TASK DIRECTIONS: Your task is to transcribe the records exactly, skipping every image.

──────── DATA SHOWN ────────

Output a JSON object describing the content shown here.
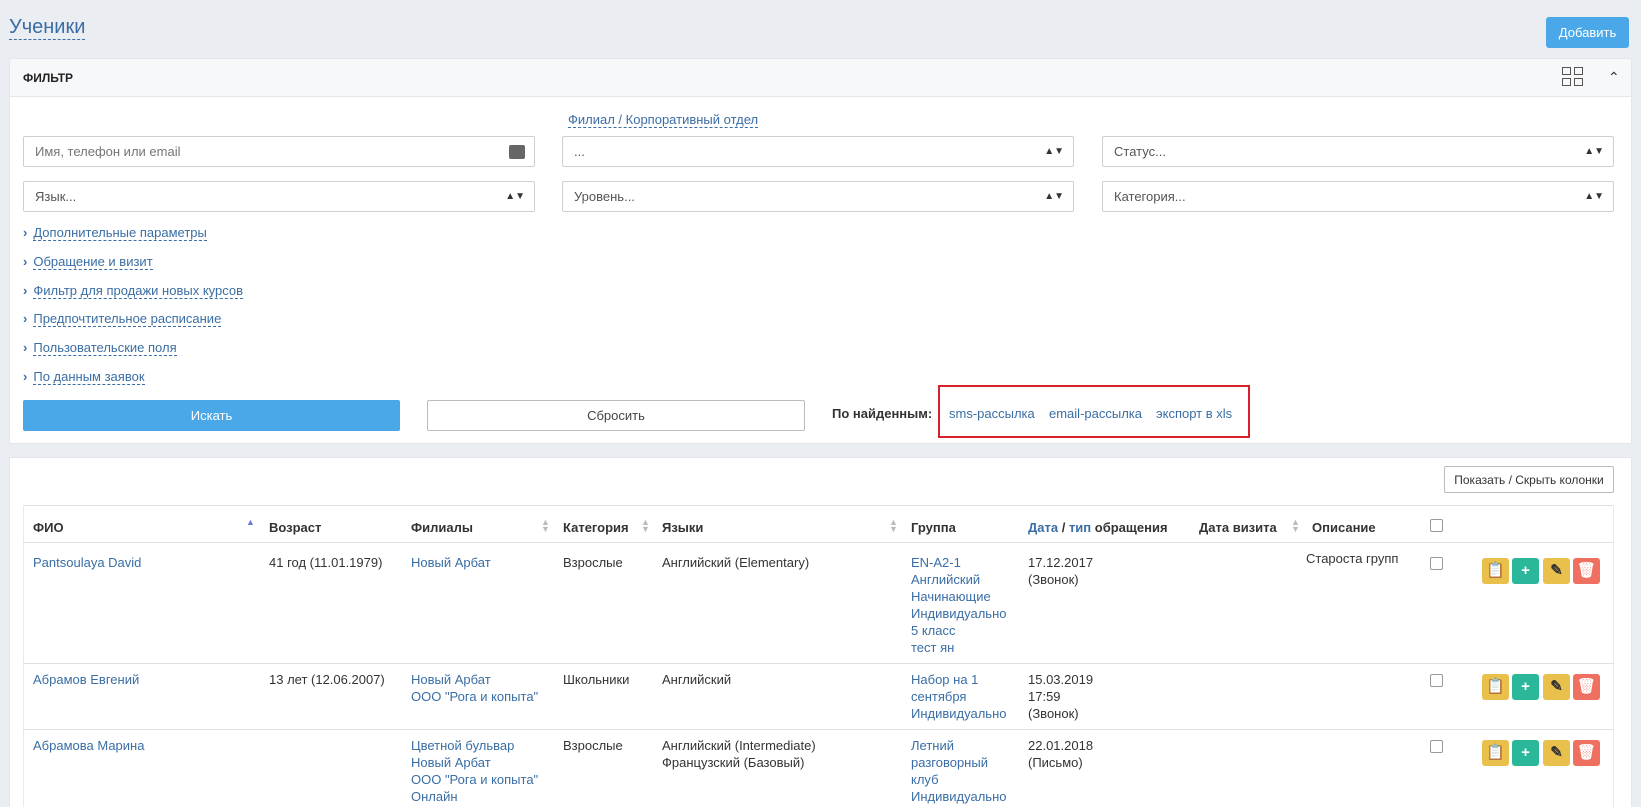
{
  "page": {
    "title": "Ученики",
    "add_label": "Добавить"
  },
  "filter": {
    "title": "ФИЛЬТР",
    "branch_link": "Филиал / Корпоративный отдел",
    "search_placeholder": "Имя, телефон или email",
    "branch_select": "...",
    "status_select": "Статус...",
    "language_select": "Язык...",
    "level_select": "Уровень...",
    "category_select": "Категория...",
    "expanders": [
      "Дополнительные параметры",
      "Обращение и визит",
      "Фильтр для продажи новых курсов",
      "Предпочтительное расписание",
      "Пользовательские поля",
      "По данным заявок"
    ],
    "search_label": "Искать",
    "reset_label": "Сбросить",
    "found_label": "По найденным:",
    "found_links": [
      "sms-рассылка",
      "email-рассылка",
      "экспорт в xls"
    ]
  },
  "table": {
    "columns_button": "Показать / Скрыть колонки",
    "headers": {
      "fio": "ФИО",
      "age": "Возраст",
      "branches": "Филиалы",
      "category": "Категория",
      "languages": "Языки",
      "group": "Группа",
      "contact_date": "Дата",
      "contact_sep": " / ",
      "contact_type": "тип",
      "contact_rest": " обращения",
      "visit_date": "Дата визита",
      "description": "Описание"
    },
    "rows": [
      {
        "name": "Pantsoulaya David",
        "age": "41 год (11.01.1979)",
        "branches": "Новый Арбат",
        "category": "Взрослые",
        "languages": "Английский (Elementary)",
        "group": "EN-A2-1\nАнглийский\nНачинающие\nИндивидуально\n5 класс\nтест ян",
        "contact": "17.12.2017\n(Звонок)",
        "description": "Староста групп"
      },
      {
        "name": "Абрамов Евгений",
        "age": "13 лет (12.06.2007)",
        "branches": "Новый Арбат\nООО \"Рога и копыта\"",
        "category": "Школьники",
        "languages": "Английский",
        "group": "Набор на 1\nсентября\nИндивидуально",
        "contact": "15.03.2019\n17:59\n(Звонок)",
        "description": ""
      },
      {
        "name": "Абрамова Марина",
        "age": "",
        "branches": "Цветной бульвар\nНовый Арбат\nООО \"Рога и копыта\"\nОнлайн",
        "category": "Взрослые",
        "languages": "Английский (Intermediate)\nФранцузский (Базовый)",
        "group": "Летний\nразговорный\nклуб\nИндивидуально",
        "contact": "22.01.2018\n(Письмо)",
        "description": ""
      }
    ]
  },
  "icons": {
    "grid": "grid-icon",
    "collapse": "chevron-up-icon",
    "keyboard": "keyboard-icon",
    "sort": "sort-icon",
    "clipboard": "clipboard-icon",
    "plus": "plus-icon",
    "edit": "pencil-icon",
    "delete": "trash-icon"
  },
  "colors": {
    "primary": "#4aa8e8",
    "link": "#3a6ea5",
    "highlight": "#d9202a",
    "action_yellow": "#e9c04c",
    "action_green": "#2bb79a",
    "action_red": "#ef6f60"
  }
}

────────

TASK SOLUTION:
Output a JSON object describing the content shown here.
{
  "page": {
    "title": "Ученики",
    "add_label": "Добавить"
  },
  "filter": {
    "title": "ФИЛЬТР",
    "branch_link": "Филиал / Корпоративный отдел",
    "search_placeholder": "Имя, телефон или email",
    "branch_select": "...",
    "status_select": "Статус...",
    "language_select": "Язык...",
    "level_select": "Уровень...",
    "category_select": "Категория...",
    "expanders": [
      "Дополнительные параметры",
      "Обращение и визит",
      "Фильтр для продажи новых курсов",
      "Предпочтительное расписание",
      "Пользовательские поля",
      "По данным заявок"
    ],
    "search_label": "Искать",
    "reset_label": "Сбросить",
    "found_label": "По найденным:",
    "found_links": [
      "sms-рассылка",
      "email-рассылка",
      "экспорт в xls"
    ]
  },
  "table": {
    "columns_button": "Показать / Скрыть колонки",
    "headers": {
      "fio": "ФИО",
      "age": "Возраст",
      "branches": "Филиалы",
      "category": "Категория",
      "languages": "Языки",
      "group": "Группа",
      "contact_date": "Дата",
      "contact_sep": " / ",
      "contact_type": "тип",
      "contact_rest": " обращения",
      "visit_date": "Дата визита",
      "description": "Описание"
    },
    "rows": [
      {
        "name": "Pantsoulaya David",
        "age": "41 год (11.01.1979)",
        "branches": "Новый Арбат",
        "category": "Взрослые",
        "languages": "Английский (Elementary)",
        "group": "EN-A2-1\nАнглийский\nНачинающие\nИндивидуально\n5 класс\nтест ян",
        "contact": "17.12.2017\n(Звонок)",
        "description": "Староста групп"
      },
      {
        "name": "Абрамов Евгений",
        "age": "13 лет (12.06.2007)",
        "branches": "Новый Арбат\nООО \"Рога и копыта\"",
        "category": "Школьники",
        "languages": "Английский",
        "group": "Набор на 1\nсентября\nИндивидуально",
        "contact": "15.03.2019\n17:59\n(Звонок)",
        "description": ""
      },
      {
        "name": "Абрамова Марина",
        "age": "",
        "branches": "Цветной бульвар\nНовый Арбат\nООО \"Рога и копыта\"\nОнлайн",
        "category": "Взрослые",
        "languages": "Английский (Intermediate)\nФранцузский (Базовый)",
        "group": "Летний\nразговорный\nклуб\nИндивидуально",
        "contact": "22.01.2018\n(Письмо)",
        "description": ""
      }
    ]
  },
  "icons": {
    "grid": "grid-icon",
    "collapse": "chevron-up-icon",
    "keyboard": "keyboard-icon",
    "sort": "sort-icon",
    "clipboard": "clipboard-icon",
    "plus": "plus-icon",
    "edit": "pencil-icon",
    "delete": "trash-icon"
  },
  "colors": {
    "primary": "#4aa8e8",
    "link": "#3a6ea5",
    "highlight": "#d9202a",
    "action_yellow": "#e9c04c",
    "action_green": "#2bb79a",
    "action_red": "#ef6f60"
  }
}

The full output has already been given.